## Stored data
☆ ☆ ☆ ☆

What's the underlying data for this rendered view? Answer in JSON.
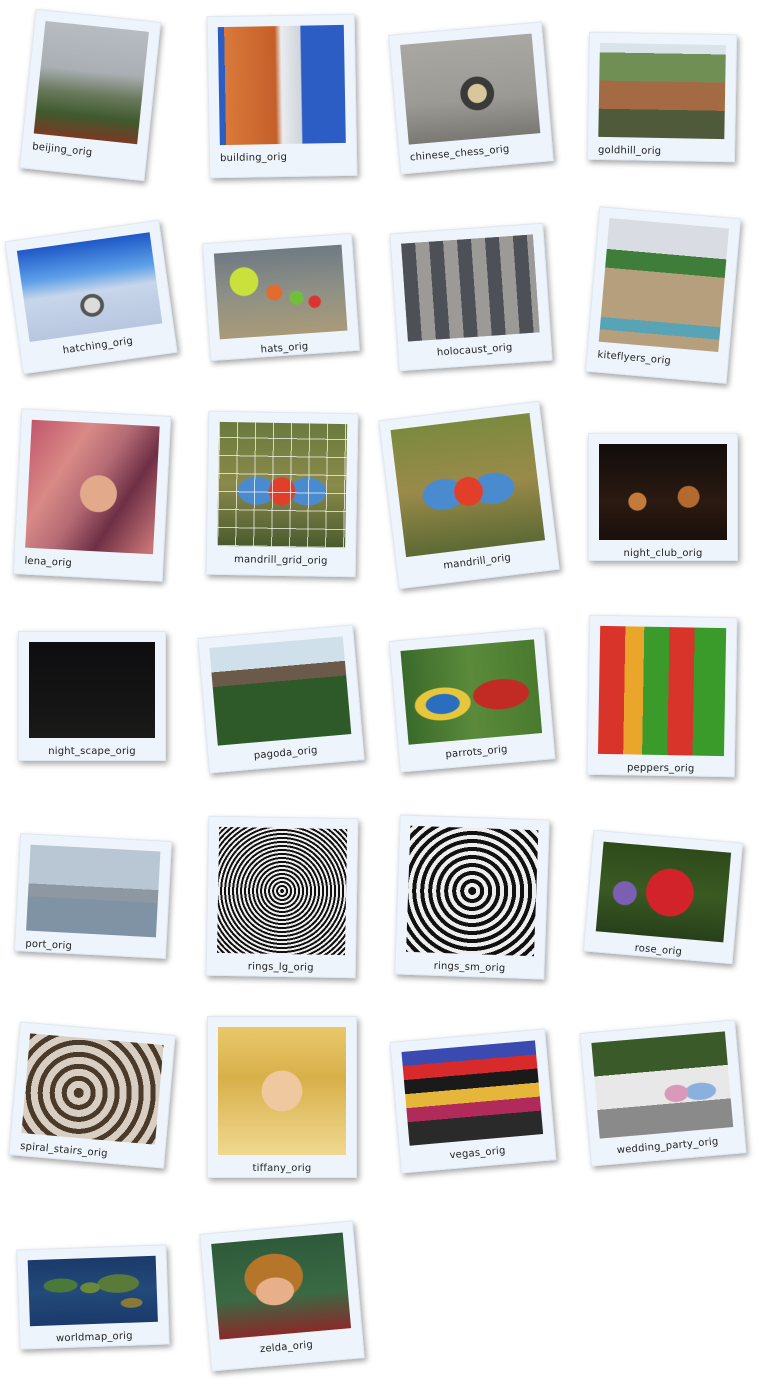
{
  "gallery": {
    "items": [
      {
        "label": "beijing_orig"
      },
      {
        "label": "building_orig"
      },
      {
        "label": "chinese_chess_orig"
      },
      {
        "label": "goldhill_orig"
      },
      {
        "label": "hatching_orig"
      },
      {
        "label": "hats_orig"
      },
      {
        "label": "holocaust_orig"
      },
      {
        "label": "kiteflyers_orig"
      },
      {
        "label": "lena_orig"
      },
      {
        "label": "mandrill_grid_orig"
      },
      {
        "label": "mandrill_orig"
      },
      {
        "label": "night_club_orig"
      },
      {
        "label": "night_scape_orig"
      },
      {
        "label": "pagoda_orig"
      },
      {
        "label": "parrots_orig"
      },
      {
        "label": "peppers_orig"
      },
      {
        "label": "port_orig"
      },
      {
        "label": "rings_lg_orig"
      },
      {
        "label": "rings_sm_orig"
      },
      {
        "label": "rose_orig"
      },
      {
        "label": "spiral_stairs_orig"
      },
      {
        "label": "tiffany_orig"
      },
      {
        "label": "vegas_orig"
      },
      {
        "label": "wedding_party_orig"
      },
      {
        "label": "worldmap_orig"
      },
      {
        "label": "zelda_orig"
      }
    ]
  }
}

☆ ☆ ☆ ☆

## What the exercise asks
Retype each entry precisely. Skip images entirely.

## Written response
What's the underlying data for this rendered view? Answer in JSON.
{
  "gallery": {
    "items": [
      {
        "label": "beijing_orig"
      },
      {
        "label": "building_orig"
      },
      {
        "label": "chinese_chess_orig"
      },
      {
        "label": "goldhill_orig"
      },
      {
        "label": "hatching_orig"
      },
      {
        "label": "hats_orig"
      },
      {
        "label": "holocaust_orig"
      },
      {
        "label": "kiteflyers_orig"
      },
      {
        "label": "lena_orig"
      },
      {
        "label": "mandrill_grid_orig"
      },
      {
        "label": "mandrill_orig"
      },
      {
        "label": "night_club_orig"
      },
      {
        "label": "night_scape_orig"
      },
      {
        "label": "pagoda_orig"
      },
      {
        "label": "parrots_orig"
      },
      {
        "label": "peppers_orig"
      },
      {
        "label": "port_orig"
      },
      {
        "label": "rings_lg_orig"
      },
      {
        "label": "rings_sm_orig"
      },
      {
        "label": "rose_orig"
      },
      {
        "label": "spiral_stairs_orig"
      },
      {
        "label": "tiffany_orig"
      },
      {
        "label": "vegas_orig"
      },
      {
        "label": "wedding_party_orig"
      },
      {
        "label": "worldmap_orig"
      },
      {
        "label": "zelda_orig"
      }
    ]
  }
}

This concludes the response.